## Required work
Each line that includes the string "течение" counts once; give the total and nothing else.

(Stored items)
►
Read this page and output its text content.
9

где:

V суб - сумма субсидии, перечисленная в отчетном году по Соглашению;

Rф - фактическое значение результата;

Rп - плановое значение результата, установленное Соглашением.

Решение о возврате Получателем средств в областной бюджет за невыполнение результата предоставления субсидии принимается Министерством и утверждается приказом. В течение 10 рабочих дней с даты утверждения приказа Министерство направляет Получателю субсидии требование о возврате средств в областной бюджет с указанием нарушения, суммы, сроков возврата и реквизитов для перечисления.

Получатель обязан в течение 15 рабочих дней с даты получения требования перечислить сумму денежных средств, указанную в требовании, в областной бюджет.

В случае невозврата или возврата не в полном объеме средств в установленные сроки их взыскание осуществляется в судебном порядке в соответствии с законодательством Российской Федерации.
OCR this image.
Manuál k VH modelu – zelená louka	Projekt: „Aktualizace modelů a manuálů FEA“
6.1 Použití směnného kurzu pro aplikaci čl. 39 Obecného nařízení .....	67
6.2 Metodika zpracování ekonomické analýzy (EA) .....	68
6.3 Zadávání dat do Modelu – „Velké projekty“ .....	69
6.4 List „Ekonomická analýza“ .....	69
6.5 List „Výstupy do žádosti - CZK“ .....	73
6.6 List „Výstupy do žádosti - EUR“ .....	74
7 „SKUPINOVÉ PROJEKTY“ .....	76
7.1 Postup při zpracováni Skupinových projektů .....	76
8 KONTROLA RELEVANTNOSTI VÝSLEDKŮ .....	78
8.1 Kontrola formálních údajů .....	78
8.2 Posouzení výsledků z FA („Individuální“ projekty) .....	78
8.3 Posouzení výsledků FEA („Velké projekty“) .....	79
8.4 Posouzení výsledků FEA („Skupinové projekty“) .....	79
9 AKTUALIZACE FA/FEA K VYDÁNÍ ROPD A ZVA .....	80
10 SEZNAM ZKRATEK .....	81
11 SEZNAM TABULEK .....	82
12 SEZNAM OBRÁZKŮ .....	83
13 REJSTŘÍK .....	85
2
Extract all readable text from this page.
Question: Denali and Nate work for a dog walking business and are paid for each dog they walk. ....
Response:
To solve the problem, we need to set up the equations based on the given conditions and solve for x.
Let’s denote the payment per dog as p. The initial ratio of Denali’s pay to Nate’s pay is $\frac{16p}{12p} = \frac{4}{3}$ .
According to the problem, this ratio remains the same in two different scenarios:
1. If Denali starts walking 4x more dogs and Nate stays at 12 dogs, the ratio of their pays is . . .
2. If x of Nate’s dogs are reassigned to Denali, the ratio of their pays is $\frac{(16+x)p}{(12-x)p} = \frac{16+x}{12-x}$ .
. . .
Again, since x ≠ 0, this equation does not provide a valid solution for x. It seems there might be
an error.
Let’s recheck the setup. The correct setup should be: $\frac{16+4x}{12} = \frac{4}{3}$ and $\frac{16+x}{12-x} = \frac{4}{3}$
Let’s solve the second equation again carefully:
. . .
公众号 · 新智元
◄
## The result
2